**TASK STATEMENT**
Search the records that follow and extract every line containing the string "програми".

####

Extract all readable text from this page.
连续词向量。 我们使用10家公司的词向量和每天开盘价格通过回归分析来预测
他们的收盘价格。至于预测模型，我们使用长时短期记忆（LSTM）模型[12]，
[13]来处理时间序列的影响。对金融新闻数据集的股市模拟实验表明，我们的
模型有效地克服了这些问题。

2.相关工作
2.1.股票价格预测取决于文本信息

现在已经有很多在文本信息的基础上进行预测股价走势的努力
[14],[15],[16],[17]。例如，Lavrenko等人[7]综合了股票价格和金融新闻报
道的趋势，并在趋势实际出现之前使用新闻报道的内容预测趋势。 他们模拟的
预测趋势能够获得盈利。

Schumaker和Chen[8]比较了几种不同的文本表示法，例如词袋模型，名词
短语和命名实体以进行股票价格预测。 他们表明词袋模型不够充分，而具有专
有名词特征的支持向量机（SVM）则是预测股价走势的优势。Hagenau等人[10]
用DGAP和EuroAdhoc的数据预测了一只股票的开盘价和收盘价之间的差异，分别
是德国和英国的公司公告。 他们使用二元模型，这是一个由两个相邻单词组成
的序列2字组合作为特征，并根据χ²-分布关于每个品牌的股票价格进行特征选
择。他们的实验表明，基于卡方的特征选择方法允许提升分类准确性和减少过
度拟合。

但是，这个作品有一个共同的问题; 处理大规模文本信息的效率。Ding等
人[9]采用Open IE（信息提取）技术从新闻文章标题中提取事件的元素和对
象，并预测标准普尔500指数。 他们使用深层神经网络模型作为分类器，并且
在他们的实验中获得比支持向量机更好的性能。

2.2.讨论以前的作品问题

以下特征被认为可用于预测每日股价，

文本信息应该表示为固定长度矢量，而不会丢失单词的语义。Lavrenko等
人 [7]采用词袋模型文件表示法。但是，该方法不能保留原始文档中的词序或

####

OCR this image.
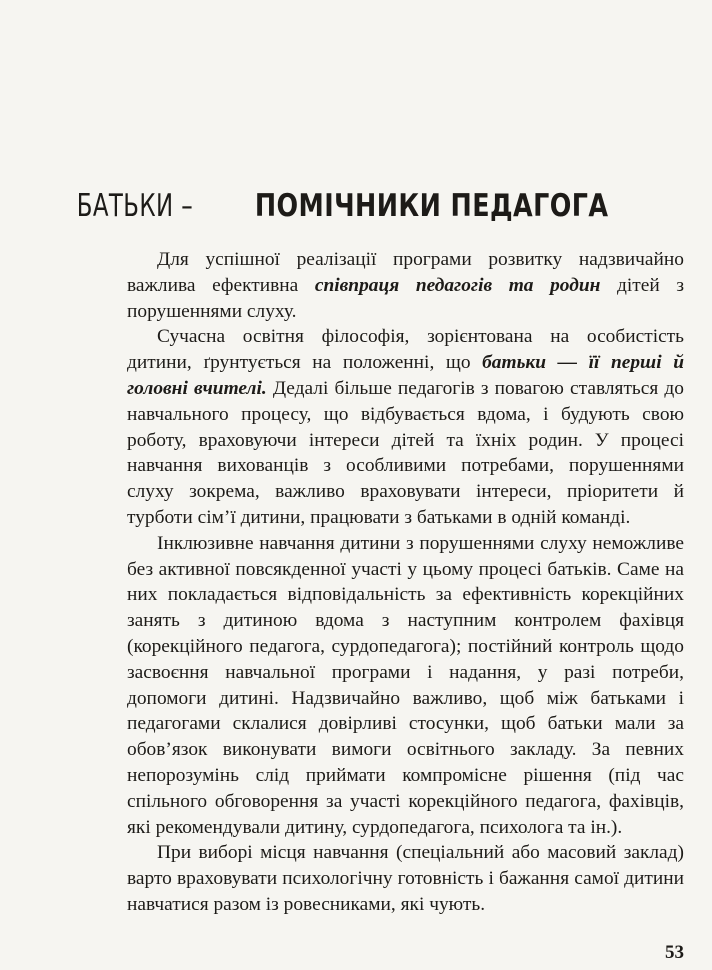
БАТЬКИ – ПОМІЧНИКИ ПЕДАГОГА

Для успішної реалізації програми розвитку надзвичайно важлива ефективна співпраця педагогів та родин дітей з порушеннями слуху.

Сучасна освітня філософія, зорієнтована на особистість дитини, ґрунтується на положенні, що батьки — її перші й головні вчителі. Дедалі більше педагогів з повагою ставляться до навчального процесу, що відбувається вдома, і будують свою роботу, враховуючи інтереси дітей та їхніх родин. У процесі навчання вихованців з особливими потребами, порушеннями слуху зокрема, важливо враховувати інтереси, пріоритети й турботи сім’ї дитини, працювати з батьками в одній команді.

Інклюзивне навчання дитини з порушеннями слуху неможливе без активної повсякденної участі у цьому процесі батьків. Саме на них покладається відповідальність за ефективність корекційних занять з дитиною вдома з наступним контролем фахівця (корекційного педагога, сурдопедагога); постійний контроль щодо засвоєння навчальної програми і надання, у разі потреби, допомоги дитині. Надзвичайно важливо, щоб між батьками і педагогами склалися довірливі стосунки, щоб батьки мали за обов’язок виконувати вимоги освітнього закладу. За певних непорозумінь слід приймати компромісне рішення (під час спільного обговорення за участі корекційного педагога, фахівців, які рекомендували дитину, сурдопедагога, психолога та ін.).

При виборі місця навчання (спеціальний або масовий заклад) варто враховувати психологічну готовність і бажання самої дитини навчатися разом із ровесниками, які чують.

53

####

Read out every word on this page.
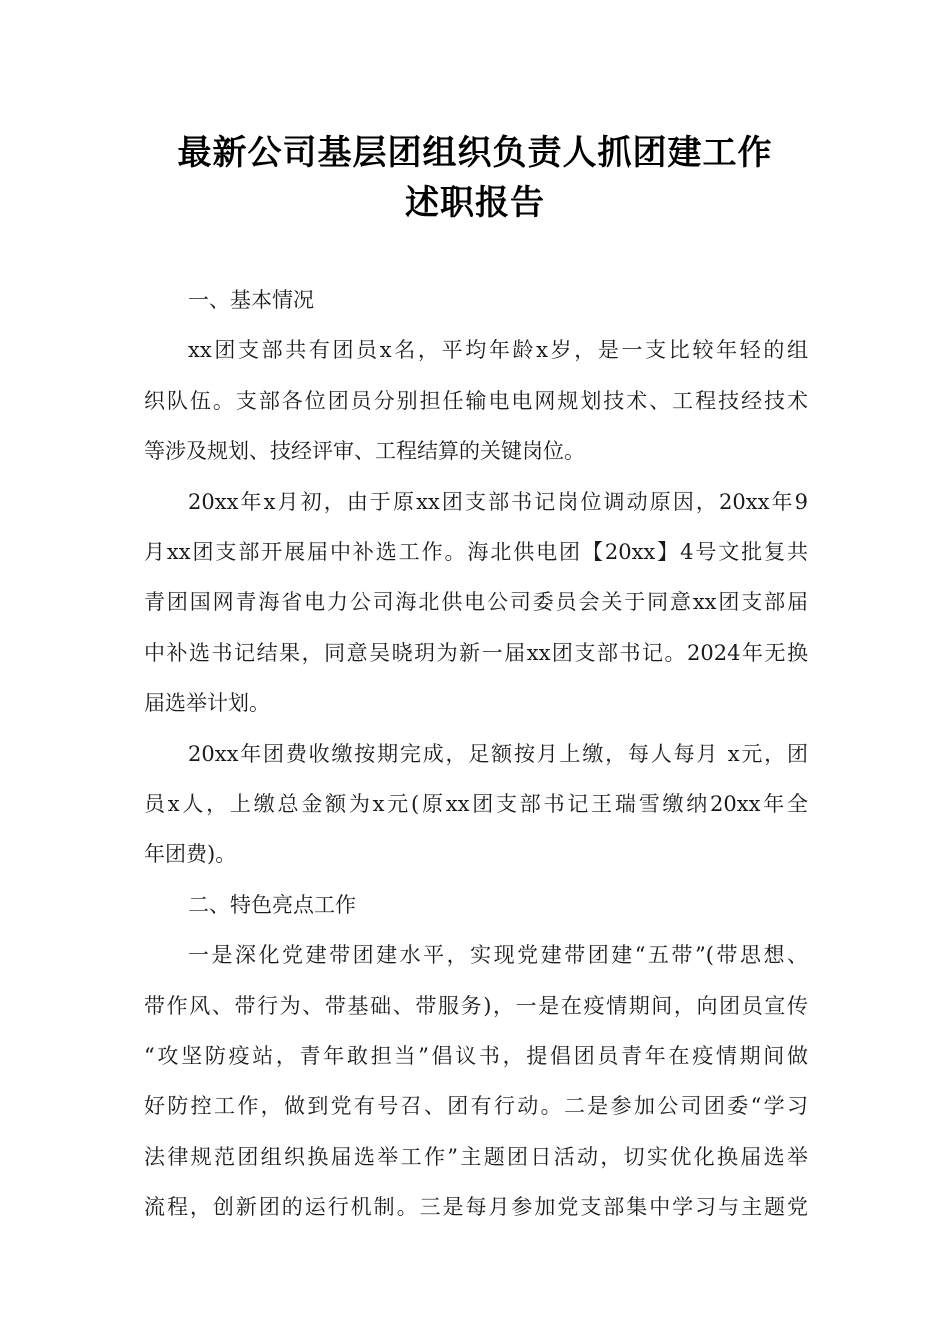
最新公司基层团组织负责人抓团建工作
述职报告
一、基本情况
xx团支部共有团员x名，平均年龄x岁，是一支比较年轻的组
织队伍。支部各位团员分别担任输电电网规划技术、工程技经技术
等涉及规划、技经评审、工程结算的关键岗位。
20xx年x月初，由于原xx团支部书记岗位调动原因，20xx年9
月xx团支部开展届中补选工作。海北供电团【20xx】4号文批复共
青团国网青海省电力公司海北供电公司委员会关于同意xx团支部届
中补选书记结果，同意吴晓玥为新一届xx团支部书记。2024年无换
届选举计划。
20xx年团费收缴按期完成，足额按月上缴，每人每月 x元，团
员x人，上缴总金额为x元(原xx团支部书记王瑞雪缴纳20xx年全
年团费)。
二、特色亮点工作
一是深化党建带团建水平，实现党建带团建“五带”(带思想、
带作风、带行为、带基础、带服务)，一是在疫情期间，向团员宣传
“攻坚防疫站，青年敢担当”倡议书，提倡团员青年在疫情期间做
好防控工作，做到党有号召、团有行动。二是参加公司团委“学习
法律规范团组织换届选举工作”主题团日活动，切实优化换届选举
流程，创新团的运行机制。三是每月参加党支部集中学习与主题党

####

**CORRECT RESPONSE**
Для успішної реалізації програми розвитку надзвичайно важлива ефективна співпраця педагогів та родин дітей з порушеннями слуху.
Інклюзивне навчання дитини з порушеннями слуху неможливе без активної повсякденної участі у цьому процесі батьків. Саме на них покладається відповідальність за ефективність корекційних занять з дитиною вдома з наступним контролем фахівця (корекційного педагога, сурдопедагога); постійний контроль щодо засвоєння навчальної програми і надання, у разі потреби, допомоги дитині. Надзвичайно важливо, щоб між батьками і педагогами склалися довірливі стосунки, щоб батьки мали за обов’язок виконувати вимоги освітнього закладу. За певних непорозумінь слід приймати компромісне рішення (під час спільного обговорення за участі корекційного педагога, фахівців, які рекомендували дитину, сурдопедагога, психолога та ін.).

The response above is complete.